▶ _TASK STATEMENT_
From the entries provided below, copy each line that contains the word "https".

▶ _GIVEN ENTRIES_
◇ ◇ ◇ ◇ ◇ ◇ ◇

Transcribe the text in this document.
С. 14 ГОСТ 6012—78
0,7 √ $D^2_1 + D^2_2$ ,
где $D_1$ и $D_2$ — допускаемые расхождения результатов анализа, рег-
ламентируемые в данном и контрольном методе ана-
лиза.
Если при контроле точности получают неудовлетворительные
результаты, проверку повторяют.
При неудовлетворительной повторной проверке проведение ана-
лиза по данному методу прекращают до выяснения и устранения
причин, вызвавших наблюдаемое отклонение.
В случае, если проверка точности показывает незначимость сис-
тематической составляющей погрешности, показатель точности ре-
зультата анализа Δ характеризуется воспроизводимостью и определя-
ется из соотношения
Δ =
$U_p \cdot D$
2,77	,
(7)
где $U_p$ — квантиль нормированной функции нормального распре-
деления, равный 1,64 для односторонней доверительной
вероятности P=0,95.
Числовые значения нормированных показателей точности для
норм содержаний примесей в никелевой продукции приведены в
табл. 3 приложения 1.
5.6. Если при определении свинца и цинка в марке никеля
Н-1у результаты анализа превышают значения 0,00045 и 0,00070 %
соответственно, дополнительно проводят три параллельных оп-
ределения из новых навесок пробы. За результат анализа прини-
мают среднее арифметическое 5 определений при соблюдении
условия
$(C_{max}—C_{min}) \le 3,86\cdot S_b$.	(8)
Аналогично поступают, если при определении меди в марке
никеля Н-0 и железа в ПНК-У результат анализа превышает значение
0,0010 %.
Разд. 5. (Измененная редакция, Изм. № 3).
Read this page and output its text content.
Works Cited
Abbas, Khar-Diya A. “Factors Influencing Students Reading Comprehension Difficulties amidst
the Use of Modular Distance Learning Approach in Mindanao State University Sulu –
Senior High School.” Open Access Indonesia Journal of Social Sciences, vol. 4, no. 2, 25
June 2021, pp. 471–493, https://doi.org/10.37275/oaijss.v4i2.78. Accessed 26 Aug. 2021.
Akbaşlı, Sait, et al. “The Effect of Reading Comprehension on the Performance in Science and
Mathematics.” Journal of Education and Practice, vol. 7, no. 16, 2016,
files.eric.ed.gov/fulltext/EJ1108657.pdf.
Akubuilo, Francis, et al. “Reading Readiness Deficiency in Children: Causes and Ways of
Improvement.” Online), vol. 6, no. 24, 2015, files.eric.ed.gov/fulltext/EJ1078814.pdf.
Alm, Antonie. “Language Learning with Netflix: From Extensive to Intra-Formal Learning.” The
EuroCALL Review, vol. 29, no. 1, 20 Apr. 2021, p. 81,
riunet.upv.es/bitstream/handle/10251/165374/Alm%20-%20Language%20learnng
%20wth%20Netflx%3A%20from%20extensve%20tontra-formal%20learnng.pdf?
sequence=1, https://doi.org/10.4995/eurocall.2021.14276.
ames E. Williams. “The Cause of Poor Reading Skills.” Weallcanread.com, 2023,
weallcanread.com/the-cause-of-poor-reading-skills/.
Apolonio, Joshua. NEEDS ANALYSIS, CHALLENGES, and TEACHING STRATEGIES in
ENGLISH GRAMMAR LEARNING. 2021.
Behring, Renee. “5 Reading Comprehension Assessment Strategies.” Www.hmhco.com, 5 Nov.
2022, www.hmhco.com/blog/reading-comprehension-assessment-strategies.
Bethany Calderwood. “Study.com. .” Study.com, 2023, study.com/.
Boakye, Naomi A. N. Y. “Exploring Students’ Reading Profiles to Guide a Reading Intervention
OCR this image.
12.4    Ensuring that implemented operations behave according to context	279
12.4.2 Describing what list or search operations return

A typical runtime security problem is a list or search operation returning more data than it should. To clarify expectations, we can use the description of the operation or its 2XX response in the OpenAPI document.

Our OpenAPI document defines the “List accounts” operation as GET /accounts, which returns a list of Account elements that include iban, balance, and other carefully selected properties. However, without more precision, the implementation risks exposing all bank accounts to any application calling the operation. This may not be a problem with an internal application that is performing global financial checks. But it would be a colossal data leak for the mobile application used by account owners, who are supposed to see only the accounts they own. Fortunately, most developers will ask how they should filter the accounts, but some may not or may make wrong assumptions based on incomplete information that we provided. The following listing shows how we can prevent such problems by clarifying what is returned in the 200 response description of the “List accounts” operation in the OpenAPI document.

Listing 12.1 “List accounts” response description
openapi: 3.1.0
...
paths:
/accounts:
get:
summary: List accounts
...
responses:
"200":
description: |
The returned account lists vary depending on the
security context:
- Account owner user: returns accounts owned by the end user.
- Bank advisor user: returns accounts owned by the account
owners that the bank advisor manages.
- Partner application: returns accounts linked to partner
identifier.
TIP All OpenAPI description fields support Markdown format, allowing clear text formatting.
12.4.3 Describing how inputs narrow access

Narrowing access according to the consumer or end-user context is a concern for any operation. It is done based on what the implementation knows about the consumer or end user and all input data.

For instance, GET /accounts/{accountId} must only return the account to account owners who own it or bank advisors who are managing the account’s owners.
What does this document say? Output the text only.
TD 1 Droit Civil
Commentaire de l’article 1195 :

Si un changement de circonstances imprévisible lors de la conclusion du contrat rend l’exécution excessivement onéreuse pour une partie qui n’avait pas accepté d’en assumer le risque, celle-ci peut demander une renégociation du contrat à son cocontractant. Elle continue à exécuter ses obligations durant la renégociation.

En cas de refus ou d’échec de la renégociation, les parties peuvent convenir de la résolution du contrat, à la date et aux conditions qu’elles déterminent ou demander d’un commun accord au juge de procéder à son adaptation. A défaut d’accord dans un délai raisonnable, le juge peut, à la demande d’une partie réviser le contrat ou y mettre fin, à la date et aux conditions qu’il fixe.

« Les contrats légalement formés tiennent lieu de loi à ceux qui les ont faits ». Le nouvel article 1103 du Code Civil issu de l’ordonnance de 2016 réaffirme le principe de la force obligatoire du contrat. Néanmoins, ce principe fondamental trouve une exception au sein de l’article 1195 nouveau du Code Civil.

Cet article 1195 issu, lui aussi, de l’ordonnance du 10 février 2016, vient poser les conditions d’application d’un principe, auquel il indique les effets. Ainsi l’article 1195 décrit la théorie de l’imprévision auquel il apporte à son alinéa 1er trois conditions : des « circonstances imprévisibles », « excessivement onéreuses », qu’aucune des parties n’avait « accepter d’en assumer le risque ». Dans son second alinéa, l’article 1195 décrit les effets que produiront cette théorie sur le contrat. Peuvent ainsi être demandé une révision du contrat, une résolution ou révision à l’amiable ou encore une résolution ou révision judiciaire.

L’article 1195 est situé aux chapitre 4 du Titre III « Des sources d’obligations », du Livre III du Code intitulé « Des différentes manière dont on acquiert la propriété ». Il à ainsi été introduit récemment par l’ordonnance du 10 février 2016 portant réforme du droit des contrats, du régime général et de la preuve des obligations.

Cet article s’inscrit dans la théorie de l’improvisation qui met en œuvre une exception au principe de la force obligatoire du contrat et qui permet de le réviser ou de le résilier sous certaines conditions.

◇ ◇ ◇ ◇ ◇ ◇ ◇

▶ _SOLUTION TO THIS EXERCISE_
June 2021, pp. 471–493, https://doi.org/10.37275/oaijss.v4i2.78. Accessed 26 Aug. 2021.
sequence=1, https://doi.org/10.4995/eurocall.2021.14276.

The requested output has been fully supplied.